------ RECORDS FOR THIS EXERCISE

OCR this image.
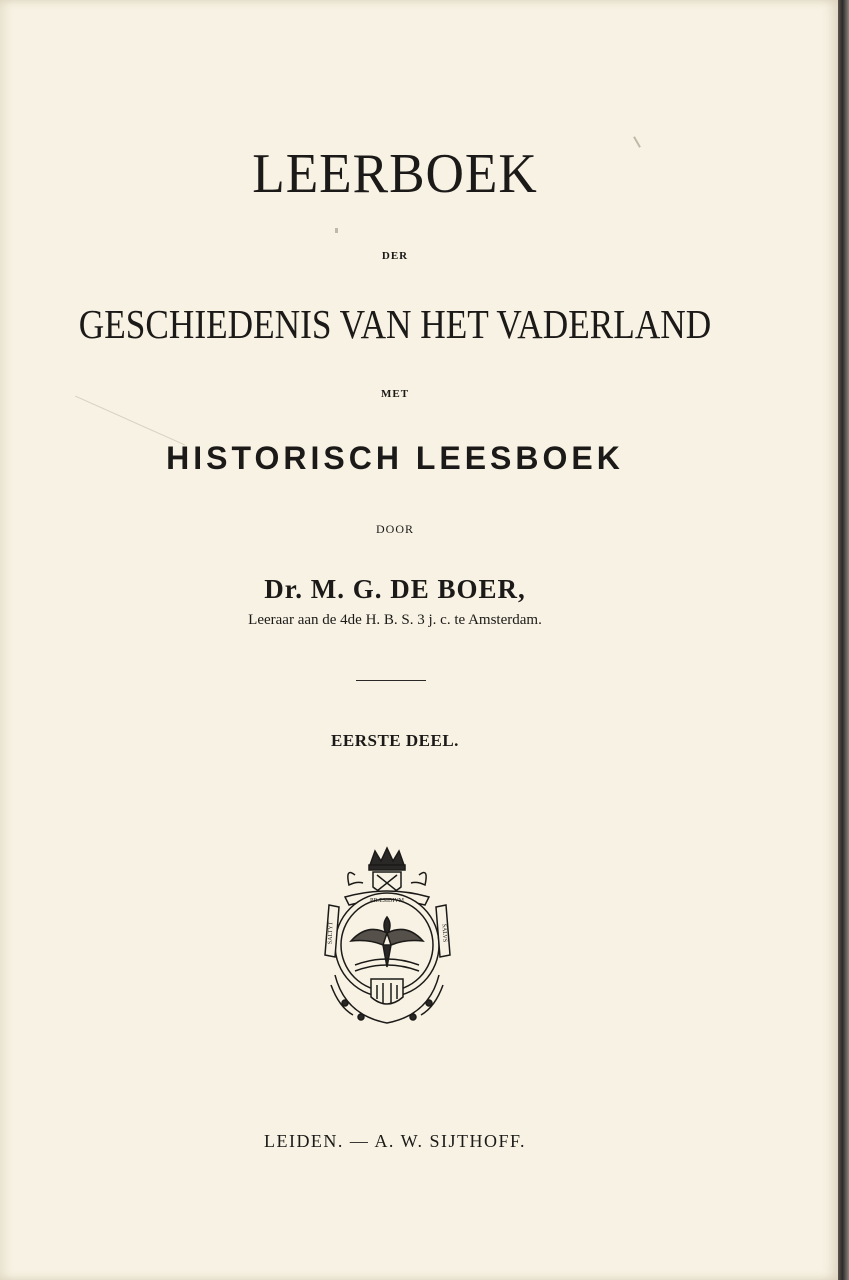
LEERBOEK
DER
GESCHIEDENIS VAN HET VADERLAND
MET
HISTORISCH LEESBOEK
DOOR
Dr. M. G. DE BOER,
Leeraar aan de 4de H. B. S. 3 j. c. te Amsterdam.
EERSTE DEEL.
PRÆSIDIVM
SALTYT	SALVS
LEIDEN. — A. W. SIJTHOFF.
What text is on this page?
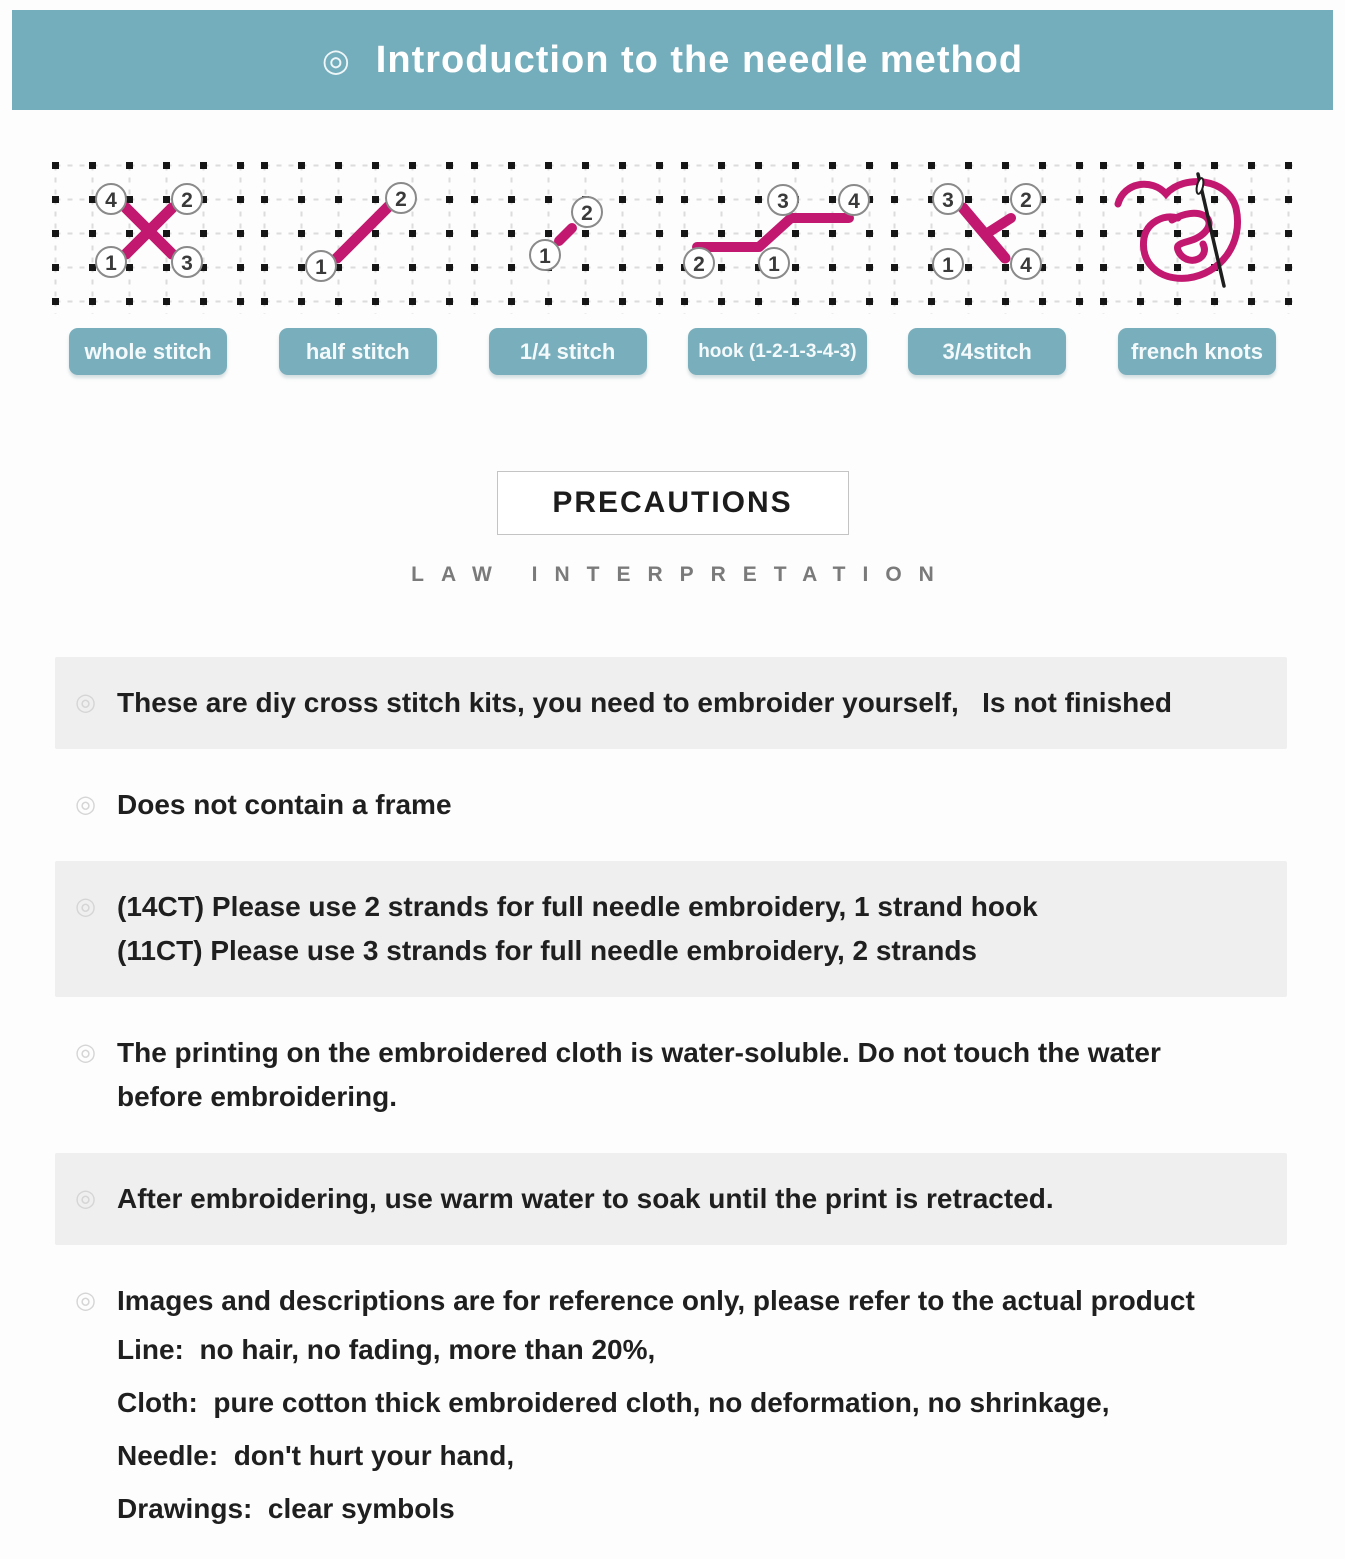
◎ Introduction to the needle method
4	2
1	3
whole stitch
1
2
half stitch
1
2
1/4 stitch
2	1
3	4
hook (1-2-1-3-4-3)
3	2
1	4
3/4stitch	french knots
PRECAUTIONS
LAW INTERPRETATION
◎ These are diy cross stitch kits, you need to embroider yourself,   Is not finished
◎ Does not contain a frame
◎ (14CT) Please use 2 strands for full needle embroidery, 1 strand hook
(11CT) Please use 3 strands for full needle embroidery, 2 strands
◎ The printing on the embroidered cloth is water-soluble. Do not touch the water
before embroidering.
◎ After embroidering, use warm water to soak until the print is retracted.
◎ Images and descriptions are for reference only, please refer to the actual product
Line:  no hair, no fading, more than 20%,
Cloth:  pure cotton thick embroidered cloth, no deformation, no shrinkage,
Needle:  don't hurt your hand,
Drawings:  clear symbols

------------

EXERCISE GOAL:
Omit each picture, then return all of the listing exactly as it stands.

EXERCISE ANSWER:
OCR this image.
LEERBOEK
DER
GESCHIEDENIS VAN HET VADERLAND
MET
HISTORISCH LEESBOEK
DOOR
Dr. M. G. DE BOER,
Leeraar aan de 4de H. B. S. 3 j. c. te Amsterdam.
EERSTE DEEL.
PRÆSIDIVM
SALTYT	SALVS
LEIDEN. — A. W. SIJTHOFF.
What text is on this page?
◎ Introduction to the needle method
4	2
1	3
whole stitch
1
2
half stitch
1
2
1/4 stitch
2	1
3	4
hook (1-2-1-3-4-3)
3	2
1	4
3/4stitch	french knots
PRECAUTIONS
LAW INTERPRETATION
◎ These are diy cross stitch kits, you need to embroider yourself,   Is not finished
◎ Does not contain a frame
◎ (14CT) Please use 2 strands for full needle embroidery, 1 strand hook
(11CT) Please use 3 strands for full needle embroidery, 2 strands
◎ The printing on the embroidered cloth is water-soluble. Do not touch the water
before embroidering.
◎ After embroidering, use warm water to soak until the print is retracted.
◎ Images and descriptions are for reference only, please refer to the actual product
Line:  no hair, no fading, more than 20%,
Cloth:  pure cotton thick embroidered cloth, no deformation, no shrinkage,
Needle:  don't hurt your hand,
Drawings:  clear symbols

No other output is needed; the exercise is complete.